Dataset excerpt:
____
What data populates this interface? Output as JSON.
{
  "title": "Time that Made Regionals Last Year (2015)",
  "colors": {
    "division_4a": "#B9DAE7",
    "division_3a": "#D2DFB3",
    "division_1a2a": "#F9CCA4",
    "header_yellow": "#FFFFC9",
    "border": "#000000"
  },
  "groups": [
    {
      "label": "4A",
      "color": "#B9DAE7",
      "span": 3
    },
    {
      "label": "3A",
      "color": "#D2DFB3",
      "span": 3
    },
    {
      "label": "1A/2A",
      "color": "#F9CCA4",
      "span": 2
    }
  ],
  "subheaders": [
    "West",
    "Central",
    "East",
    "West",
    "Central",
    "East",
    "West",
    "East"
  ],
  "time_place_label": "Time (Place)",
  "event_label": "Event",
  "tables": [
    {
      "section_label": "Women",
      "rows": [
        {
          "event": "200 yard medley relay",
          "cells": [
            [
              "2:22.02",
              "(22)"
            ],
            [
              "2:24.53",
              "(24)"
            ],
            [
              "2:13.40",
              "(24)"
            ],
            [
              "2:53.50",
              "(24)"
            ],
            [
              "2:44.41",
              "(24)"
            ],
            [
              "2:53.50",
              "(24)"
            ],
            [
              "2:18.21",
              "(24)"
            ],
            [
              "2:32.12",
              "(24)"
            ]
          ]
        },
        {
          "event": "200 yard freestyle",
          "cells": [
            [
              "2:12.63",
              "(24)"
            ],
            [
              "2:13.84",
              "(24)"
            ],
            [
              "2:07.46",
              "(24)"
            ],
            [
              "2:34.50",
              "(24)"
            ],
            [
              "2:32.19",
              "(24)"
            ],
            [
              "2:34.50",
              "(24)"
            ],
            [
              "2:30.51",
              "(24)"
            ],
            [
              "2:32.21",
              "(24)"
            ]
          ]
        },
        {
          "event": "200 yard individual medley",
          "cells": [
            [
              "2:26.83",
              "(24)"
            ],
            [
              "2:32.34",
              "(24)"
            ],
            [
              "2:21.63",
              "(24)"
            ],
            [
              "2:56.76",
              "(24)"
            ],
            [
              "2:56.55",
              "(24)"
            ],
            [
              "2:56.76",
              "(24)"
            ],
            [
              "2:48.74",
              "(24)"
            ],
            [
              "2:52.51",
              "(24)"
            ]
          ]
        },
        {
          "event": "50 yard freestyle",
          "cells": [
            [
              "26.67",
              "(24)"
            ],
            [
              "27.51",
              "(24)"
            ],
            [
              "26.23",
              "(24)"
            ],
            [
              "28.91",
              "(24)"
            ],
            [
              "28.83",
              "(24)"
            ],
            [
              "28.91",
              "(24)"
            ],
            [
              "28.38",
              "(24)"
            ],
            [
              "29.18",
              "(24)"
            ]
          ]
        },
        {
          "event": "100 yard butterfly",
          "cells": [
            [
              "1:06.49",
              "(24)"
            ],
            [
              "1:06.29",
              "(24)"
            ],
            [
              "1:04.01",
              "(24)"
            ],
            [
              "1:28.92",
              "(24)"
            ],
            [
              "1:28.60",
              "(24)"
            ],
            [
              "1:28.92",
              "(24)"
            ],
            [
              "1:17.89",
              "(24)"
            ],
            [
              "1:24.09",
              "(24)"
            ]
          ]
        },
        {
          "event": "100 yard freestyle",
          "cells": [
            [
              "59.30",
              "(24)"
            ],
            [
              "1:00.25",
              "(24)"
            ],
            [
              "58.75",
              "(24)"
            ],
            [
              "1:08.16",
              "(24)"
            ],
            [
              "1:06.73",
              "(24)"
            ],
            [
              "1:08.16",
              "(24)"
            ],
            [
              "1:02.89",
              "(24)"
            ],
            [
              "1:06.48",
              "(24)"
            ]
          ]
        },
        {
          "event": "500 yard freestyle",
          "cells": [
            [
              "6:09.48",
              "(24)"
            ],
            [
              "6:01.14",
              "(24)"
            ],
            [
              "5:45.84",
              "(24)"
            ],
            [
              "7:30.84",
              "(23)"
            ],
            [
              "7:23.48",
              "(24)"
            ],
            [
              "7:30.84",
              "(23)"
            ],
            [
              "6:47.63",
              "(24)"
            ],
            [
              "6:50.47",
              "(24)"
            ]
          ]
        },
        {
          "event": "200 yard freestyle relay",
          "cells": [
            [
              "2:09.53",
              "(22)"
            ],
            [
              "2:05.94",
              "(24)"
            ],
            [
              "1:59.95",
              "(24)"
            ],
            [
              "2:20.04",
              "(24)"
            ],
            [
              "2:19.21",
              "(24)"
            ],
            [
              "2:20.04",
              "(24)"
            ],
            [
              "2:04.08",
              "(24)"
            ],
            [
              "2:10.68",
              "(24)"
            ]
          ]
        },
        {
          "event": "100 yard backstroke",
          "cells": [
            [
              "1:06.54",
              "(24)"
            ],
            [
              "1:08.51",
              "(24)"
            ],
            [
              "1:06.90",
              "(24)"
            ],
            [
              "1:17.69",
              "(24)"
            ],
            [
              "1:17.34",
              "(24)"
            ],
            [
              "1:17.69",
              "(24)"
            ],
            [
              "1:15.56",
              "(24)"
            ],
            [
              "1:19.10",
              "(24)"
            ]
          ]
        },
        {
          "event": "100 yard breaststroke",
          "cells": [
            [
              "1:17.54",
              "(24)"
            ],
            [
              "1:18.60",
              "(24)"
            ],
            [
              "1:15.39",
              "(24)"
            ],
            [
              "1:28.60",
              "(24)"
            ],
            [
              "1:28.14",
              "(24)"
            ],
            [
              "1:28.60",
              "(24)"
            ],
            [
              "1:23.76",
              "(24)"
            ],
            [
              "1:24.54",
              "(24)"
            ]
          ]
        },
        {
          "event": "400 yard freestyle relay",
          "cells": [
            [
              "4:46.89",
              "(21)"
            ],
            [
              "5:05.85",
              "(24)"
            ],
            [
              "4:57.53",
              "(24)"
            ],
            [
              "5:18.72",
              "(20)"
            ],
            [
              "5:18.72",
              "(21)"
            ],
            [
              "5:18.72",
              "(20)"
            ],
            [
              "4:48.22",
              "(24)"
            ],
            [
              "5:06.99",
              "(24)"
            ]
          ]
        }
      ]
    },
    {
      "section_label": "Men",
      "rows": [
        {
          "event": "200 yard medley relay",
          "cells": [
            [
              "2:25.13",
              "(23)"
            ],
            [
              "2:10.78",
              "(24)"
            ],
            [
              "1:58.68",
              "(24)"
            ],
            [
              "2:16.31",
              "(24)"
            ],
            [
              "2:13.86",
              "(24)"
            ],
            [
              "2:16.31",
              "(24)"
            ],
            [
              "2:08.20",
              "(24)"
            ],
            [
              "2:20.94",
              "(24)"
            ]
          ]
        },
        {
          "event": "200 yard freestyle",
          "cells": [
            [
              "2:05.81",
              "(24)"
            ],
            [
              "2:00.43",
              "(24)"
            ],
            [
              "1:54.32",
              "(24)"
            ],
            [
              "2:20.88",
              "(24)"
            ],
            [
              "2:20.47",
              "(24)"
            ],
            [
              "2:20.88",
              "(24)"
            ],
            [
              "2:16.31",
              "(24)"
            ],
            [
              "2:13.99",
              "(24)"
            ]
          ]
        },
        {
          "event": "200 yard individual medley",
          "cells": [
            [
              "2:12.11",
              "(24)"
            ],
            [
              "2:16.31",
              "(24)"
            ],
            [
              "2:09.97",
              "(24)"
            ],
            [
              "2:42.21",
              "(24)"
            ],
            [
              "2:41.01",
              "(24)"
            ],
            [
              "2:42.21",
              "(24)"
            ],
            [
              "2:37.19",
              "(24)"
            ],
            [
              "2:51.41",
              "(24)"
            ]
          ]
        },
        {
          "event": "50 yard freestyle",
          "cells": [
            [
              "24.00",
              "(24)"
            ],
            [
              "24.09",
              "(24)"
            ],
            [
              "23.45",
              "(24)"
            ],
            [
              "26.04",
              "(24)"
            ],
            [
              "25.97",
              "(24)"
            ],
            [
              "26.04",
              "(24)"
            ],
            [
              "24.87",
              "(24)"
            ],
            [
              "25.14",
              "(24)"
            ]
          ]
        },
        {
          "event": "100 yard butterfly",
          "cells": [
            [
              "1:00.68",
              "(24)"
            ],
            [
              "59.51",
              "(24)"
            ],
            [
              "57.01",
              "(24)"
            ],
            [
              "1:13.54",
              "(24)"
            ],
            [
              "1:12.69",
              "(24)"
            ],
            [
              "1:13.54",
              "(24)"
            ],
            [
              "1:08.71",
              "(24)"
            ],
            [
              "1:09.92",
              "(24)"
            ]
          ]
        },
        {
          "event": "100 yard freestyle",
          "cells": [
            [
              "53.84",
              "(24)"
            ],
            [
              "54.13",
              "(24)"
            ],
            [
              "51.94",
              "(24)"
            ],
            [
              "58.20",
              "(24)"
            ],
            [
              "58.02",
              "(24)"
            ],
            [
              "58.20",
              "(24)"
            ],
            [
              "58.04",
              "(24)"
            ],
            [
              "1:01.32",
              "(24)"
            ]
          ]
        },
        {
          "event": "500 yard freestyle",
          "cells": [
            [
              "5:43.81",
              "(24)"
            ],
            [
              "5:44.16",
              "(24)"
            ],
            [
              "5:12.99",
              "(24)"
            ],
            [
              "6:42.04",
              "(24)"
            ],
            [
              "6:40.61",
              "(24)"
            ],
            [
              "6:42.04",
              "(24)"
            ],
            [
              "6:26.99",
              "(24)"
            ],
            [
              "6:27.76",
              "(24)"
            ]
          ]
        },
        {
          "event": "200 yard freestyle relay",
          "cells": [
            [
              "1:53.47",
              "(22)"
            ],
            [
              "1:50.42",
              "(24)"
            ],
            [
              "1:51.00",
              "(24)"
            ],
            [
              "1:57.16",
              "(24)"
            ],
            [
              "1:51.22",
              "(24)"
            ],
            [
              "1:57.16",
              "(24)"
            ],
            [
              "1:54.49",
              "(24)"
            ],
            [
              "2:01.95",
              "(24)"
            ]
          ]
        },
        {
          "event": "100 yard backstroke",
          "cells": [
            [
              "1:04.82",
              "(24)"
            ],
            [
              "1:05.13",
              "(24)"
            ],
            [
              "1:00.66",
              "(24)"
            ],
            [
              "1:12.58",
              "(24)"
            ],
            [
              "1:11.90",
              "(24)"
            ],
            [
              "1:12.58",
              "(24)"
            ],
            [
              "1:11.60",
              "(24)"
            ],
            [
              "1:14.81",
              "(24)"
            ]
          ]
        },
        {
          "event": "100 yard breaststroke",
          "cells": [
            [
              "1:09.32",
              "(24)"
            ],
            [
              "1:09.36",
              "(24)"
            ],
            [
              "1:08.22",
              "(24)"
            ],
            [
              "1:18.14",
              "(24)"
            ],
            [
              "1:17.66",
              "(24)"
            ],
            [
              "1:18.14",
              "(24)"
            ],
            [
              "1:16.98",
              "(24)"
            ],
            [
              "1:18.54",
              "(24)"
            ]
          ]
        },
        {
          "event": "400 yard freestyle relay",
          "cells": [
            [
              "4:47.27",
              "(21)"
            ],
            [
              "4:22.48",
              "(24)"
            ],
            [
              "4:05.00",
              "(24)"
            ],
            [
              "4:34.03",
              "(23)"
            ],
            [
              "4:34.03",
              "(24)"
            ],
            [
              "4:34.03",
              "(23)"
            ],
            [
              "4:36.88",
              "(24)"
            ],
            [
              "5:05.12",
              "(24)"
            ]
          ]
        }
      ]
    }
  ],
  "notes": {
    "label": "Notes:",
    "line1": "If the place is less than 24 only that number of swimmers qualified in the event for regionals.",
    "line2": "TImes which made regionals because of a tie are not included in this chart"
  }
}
____
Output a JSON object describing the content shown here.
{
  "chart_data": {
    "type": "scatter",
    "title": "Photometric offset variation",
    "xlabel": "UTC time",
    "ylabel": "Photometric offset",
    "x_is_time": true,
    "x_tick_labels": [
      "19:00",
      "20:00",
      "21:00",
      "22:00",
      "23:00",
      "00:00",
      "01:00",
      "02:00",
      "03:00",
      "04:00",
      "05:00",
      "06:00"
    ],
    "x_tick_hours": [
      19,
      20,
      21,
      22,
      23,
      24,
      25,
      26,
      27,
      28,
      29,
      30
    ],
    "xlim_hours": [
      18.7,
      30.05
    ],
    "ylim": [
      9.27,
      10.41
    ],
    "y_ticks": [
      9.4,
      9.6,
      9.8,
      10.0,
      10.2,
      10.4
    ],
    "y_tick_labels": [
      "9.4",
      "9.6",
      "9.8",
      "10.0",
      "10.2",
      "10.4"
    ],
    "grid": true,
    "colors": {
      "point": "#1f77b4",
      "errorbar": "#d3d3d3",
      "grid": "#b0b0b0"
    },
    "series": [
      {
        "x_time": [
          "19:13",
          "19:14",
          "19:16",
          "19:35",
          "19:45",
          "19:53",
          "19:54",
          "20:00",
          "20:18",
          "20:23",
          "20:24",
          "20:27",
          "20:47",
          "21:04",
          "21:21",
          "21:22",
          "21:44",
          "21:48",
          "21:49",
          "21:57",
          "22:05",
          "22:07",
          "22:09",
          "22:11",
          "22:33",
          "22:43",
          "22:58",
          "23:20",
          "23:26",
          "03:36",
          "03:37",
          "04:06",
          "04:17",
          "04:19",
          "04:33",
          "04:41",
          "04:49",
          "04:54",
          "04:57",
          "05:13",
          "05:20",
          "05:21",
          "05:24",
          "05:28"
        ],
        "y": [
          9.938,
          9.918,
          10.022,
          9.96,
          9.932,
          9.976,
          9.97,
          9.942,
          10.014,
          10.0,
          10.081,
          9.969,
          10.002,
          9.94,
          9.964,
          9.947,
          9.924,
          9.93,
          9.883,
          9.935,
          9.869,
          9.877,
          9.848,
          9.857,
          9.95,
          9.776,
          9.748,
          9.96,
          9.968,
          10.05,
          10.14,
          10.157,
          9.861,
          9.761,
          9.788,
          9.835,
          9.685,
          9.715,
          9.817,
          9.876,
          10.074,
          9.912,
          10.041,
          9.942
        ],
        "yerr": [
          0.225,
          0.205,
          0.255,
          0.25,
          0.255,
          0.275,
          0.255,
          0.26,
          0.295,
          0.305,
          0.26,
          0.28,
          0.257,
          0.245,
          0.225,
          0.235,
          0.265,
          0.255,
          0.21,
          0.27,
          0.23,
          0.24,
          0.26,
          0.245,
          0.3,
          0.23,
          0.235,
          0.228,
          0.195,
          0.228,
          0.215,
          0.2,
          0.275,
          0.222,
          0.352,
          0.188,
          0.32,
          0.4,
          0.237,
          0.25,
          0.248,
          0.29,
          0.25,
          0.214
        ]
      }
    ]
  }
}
____
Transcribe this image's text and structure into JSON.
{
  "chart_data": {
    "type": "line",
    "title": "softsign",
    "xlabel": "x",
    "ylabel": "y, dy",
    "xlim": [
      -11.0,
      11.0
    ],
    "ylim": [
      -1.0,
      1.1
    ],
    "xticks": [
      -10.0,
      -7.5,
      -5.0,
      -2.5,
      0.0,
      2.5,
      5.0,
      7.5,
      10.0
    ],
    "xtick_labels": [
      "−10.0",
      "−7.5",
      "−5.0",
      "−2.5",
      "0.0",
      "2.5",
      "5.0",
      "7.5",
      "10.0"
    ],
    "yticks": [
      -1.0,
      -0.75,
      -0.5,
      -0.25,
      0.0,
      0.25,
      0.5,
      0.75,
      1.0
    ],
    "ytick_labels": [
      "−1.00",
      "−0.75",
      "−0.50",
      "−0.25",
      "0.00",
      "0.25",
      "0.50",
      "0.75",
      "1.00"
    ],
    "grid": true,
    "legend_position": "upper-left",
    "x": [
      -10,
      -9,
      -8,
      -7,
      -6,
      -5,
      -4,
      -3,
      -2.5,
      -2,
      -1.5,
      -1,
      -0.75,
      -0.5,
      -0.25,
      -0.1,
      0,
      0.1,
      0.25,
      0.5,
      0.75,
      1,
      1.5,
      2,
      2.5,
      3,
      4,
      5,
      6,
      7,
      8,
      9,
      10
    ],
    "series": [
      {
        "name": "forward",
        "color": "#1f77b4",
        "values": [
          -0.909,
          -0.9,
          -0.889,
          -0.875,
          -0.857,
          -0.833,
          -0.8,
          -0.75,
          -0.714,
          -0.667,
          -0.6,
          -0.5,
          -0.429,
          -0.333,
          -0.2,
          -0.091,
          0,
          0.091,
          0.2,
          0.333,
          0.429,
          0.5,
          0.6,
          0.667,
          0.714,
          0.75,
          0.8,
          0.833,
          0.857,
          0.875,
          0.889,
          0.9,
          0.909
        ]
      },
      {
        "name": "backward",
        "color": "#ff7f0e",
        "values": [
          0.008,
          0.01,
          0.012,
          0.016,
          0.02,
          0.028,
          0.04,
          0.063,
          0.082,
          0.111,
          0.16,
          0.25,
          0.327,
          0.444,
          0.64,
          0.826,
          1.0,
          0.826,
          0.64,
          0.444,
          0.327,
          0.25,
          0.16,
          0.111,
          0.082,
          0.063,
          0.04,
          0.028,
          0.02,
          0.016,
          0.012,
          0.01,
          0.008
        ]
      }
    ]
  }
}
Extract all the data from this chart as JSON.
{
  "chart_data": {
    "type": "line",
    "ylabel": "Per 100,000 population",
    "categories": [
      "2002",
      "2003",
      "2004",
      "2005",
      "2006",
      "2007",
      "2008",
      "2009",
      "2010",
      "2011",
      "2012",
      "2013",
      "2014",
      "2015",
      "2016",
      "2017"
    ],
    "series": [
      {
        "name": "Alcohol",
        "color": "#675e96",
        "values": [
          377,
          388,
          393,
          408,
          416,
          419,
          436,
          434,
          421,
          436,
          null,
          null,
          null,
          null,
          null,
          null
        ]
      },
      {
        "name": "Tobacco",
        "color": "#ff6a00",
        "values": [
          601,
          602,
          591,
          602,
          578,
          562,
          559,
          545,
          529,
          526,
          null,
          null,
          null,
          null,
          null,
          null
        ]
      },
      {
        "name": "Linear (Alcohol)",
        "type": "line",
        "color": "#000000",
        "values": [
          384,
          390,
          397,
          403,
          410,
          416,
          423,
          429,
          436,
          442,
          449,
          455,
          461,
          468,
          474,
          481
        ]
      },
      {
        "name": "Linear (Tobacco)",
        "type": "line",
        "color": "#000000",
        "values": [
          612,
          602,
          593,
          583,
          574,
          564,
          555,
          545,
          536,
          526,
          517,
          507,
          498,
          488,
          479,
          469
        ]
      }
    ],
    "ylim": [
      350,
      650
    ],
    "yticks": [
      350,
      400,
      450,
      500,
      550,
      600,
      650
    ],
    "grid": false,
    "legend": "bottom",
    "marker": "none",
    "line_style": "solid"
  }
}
____
Give every line of the material that includes the string "Linear".

- **Exercise answer**:
        "name": "Linear (Alcohol)",
        "name": "Linear (Tobacco)",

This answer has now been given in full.